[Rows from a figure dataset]
+++++
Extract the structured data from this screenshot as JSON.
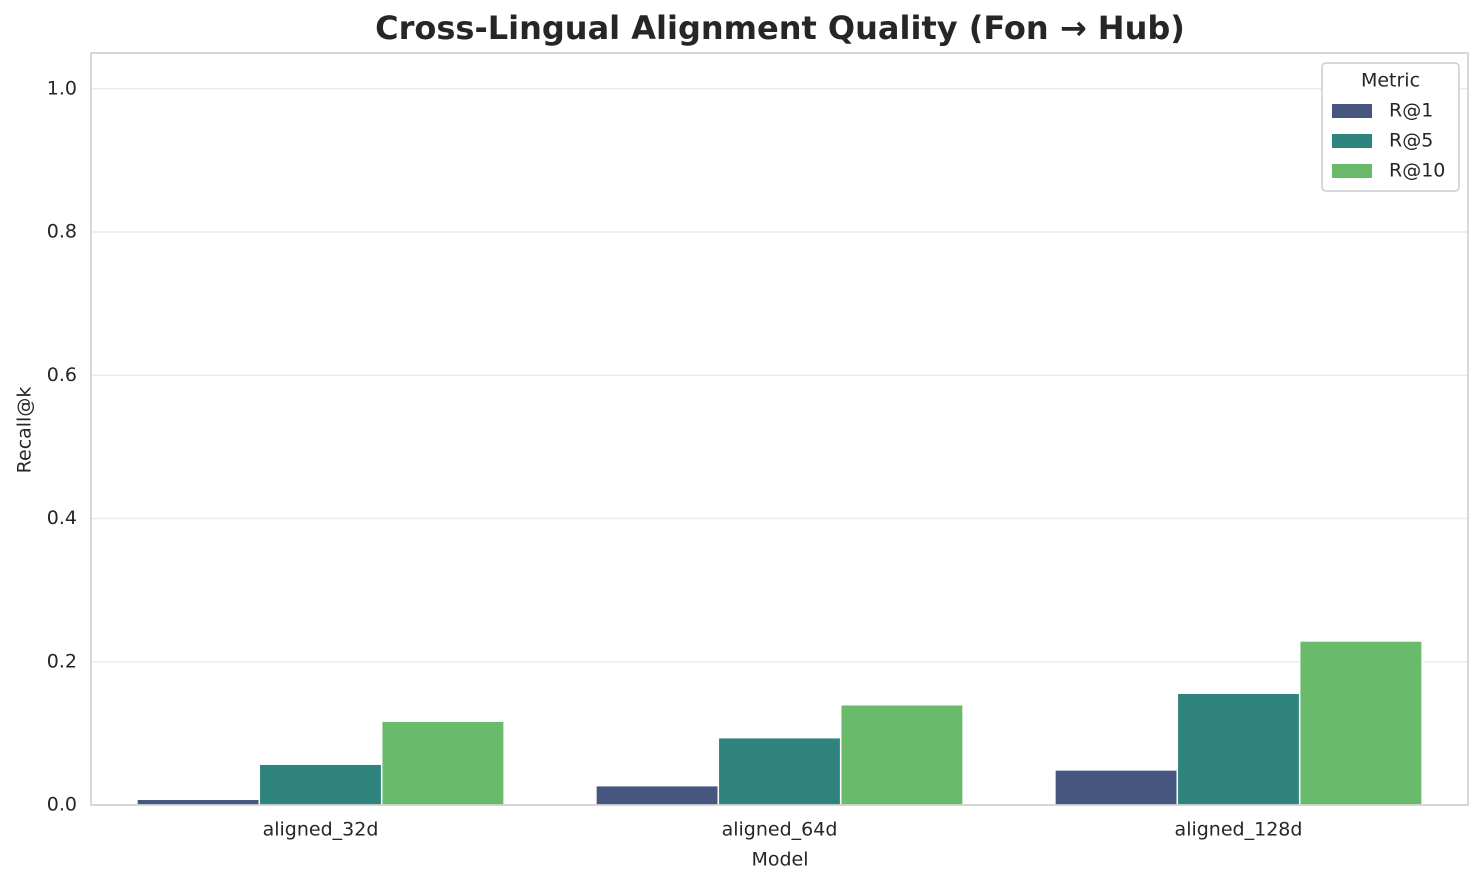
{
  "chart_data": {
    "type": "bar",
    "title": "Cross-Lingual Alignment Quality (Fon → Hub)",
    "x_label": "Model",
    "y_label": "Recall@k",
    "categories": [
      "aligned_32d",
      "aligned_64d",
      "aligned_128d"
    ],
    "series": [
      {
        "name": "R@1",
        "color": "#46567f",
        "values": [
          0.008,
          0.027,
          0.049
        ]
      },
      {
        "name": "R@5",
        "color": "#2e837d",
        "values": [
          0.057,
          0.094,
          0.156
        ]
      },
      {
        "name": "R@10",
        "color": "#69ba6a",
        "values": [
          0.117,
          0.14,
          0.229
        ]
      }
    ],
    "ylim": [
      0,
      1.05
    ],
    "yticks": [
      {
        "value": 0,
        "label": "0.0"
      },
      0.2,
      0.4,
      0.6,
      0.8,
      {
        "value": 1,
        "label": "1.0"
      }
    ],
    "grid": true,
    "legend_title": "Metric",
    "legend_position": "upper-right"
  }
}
+++++
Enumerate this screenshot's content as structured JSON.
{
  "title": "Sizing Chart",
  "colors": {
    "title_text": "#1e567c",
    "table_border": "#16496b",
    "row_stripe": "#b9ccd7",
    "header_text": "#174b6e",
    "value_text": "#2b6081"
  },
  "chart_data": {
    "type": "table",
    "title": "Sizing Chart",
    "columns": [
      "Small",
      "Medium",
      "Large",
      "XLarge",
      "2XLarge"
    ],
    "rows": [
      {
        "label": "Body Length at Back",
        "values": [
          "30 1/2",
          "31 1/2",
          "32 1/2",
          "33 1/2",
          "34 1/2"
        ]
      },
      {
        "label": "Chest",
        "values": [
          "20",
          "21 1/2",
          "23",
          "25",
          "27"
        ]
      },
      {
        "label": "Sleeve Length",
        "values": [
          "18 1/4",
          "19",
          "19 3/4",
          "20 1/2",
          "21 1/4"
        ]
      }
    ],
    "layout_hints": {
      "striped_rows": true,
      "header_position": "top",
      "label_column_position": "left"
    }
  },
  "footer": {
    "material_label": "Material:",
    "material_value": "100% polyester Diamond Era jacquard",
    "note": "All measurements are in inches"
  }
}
+++++
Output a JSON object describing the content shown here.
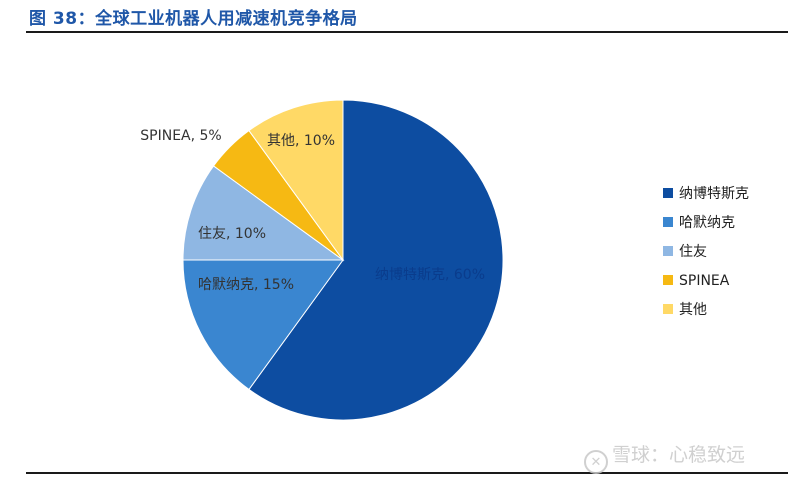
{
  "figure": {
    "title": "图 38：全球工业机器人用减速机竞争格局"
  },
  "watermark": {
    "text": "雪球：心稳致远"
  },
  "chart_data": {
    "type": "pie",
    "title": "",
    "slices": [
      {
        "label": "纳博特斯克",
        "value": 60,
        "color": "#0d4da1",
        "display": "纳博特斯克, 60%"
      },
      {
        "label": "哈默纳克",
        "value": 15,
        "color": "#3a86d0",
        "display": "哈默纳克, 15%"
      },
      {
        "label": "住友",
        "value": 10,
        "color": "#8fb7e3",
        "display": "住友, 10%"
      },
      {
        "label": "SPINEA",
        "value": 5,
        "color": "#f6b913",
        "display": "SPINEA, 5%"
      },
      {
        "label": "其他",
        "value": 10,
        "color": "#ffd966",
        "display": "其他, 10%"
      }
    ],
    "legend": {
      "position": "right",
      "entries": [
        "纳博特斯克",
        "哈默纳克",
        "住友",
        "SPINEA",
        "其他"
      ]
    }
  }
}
+++++
### [Request]
Read through the lines above and collect those that contain the string "right".

### [The result]
    "legend_position": "upper-right"
      "position": "right",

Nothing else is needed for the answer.